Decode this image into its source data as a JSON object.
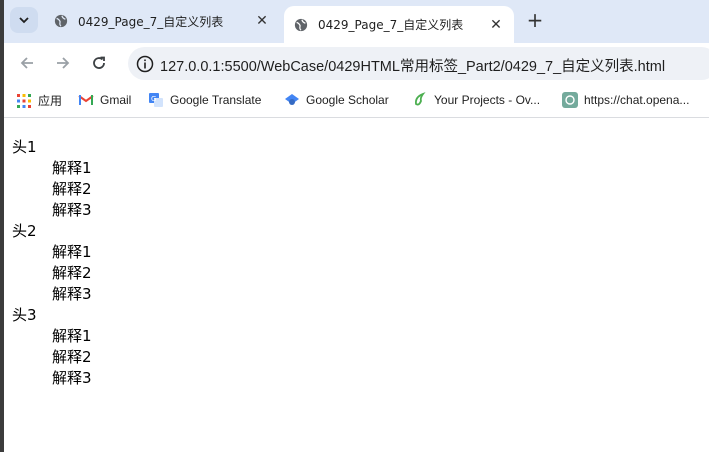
{
  "tabs": [
    {
      "title": "0429_Page_7_自定义列表",
      "active": false
    },
    {
      "title": "0429_Page_7_自定义列表",
      "active": true
    }
  ],
  "toolbar": {
    "url": "127.0.0.1:5500/WebCase/0429HTML常用标签_Part2/0429_7_自定义列表.html"
  },
  "bookmarks": [
    {
      "label": "应用",
      "icon": "apps-grid-icon"
    },
    {
      "label": "Gmail",
      "icon": "gmail-icon"
    },
    {
      "label": "Google Translate",
      "icon": "translate-icon"
    },
    {
      "label": "Google Scholar",
      "icon": "scholar-icon"
    },
    {
      "label": "Your Projects - Ov...",
      "icon": "overleaf-icon"
    },
    {
      "label": "https://chat.opena...",
      "icon": "openai-icon"
    }
  ],
  "page": {
    "groups": [
      {
        "term": "头1",
        "defs": [
          "解释1",
          "解释2",
          "解释3"
        ]
      },
      {
        "term": "头2",
        "defs": [
          "解释1",
          "解释2",
          "解释3"
        ]
      },
      {
        "term": "头3",
        "defs": [
          "解释1",
          "解释2",
          "解释3"
        ]
      }
    ]
  }
}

----

Required work ->
The records above are to be quoted exactly, with all pictures left out.

Output ->
Decode this image into its source data as a JSON object.
{
  "tabs": [
    {
      "title": "0429_Page_7_自定义列表",
      "active": false
    },
    {
      "title": "0429_Page_7_自定义列表",
      "active": true
    }
  ],
  "toolbar": {
    "url": "127.0.0.1:5500/WebCase/0429HTML常用标签_Part2/0429_7_自定义列表.html"
  },
  "bookmarks": [
    {
      "label": "应用",
      "icon": "apps-grid-icon"
    },
    {
      "label": "Gmail",
      "icon": "gmail-icon"
    },
    {
      "label": "Google Translate",
      "icon": "translate-icon"
    },
    {
      "label": "Google Scholar",
      "icon": "scholar-icon"
    },
    {
      "label": "Your Projects - Ov...",
      "icon": "overleaf-icon"
    },
    {
      "label": "https://chat.opena...",
      "icon": "openai-icon"
    }
  ],
  "page": {
    "groups": [
      {
        "term": "头1",
        "defs": [
          "解释1",
          "解释2",
          "解释3"
        ]
      },
      {
        "term": "头2",
        "defs": [
          "解释1",
          "解释2",
          "解释3"
        ]
      },
      {
        "term": "头3",
        "defs": [
          "解释1",
          "解释2",
          "解释3"
        ]
      }
    ]
  }
}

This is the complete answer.